▽
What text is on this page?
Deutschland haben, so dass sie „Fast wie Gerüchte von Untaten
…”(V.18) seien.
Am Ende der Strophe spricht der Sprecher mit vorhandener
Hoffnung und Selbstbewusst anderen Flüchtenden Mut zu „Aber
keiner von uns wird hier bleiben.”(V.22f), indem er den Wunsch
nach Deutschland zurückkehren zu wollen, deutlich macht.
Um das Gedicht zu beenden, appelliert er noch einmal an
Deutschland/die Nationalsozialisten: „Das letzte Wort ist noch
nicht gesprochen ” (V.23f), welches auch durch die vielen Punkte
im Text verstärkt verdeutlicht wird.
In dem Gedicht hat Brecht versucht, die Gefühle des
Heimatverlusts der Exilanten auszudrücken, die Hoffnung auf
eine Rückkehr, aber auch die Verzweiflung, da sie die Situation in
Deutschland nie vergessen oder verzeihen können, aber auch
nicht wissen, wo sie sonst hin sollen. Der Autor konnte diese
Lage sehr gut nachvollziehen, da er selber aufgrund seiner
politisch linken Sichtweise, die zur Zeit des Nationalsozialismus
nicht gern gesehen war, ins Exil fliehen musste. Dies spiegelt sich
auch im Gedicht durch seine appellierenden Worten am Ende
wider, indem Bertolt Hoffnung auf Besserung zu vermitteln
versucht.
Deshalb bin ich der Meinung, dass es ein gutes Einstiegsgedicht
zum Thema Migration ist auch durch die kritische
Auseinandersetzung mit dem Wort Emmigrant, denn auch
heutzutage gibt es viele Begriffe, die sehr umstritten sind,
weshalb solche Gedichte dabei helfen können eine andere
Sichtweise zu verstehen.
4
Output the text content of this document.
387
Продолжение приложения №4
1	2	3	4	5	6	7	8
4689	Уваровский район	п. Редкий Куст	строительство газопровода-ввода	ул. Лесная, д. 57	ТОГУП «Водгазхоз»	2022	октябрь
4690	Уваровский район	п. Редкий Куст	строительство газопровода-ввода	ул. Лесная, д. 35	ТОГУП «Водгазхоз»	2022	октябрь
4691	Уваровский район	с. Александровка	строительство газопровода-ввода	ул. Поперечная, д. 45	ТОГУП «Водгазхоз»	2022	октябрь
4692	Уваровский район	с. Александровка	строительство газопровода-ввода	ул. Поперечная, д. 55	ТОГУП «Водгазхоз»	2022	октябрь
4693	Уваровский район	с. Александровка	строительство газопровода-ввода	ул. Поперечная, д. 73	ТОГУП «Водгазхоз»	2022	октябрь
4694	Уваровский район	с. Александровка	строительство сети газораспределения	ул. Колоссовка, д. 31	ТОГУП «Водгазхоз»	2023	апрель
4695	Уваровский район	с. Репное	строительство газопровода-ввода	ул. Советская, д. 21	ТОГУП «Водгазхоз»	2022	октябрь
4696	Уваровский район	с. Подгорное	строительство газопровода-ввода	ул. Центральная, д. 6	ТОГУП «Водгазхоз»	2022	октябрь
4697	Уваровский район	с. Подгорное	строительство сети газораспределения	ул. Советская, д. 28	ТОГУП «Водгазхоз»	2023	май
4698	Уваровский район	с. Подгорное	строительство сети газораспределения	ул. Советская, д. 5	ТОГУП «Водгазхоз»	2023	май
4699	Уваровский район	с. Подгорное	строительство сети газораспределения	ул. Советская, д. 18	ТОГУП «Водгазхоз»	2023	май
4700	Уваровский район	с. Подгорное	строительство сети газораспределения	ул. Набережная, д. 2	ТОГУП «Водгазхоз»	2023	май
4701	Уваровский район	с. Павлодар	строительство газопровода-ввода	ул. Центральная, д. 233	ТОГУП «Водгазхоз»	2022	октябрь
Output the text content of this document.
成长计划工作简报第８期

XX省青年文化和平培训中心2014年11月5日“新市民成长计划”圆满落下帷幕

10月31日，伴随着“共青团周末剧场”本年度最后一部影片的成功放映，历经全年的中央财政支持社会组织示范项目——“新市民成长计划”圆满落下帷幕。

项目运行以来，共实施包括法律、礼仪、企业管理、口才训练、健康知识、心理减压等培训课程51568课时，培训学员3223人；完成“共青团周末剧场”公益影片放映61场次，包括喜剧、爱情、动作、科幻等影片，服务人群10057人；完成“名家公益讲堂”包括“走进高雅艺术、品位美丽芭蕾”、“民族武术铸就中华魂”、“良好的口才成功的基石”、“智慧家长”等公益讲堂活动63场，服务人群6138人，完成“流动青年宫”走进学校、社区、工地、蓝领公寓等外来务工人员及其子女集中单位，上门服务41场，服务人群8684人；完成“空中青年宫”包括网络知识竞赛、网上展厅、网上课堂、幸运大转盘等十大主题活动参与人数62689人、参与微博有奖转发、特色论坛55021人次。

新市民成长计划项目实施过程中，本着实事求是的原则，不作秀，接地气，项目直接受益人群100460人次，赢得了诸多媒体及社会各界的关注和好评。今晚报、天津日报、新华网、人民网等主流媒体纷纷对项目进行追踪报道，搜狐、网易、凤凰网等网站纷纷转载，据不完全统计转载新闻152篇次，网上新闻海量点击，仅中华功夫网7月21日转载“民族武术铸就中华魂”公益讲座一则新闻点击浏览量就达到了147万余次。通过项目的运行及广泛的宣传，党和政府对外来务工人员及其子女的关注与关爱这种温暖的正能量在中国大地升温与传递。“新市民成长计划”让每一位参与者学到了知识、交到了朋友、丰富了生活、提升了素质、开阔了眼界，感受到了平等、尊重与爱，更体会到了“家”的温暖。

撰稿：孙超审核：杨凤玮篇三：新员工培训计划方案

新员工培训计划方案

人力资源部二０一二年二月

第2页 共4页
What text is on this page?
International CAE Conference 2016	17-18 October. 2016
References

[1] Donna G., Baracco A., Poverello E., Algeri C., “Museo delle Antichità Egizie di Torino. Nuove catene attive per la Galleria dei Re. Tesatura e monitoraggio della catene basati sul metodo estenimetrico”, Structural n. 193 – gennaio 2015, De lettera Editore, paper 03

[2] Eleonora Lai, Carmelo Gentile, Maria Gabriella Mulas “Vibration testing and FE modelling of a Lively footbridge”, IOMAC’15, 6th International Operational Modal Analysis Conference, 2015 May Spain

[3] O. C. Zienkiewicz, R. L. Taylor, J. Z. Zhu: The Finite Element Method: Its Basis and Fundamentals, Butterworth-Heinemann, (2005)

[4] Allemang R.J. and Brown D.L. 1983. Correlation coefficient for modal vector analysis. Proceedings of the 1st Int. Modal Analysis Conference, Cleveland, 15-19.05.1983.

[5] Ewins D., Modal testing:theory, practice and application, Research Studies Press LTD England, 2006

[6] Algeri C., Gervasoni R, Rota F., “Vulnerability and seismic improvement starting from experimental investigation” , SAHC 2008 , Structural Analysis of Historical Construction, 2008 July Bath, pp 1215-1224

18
△
What to produce:
Find each line in the records holding the string "Подгорное" and show it.

Response:
4696	Уваровский район	с. Подгорное	строительство газопровода-ввода	ул. Центральная, д. 6	ТОГУП «Водгазхоз»	2022	октябрь
4697	Уваровский район	с. Подгорное	строительство сети газораспределения	ул. Советская, д. 28	ТОГУП «Водгазхоз»	2023	май
4698	Уваровский район	с. Подгорное	строительство сети газораспределения	ул. Советская, д. 5	ТОГУП «Водгазхоз»	2023	май
4699	Уваровский район	с. Подгорное	строительство сети газораспределения	ул. Советская, д. 18	ТОГУП «Водгазхоз»	2023	май
4700	Уваровский район	с. Подгорное	строительство сети газораспределения	ул. Набережная, д. 2	ТОГУП «Водгазхоз»	2023	май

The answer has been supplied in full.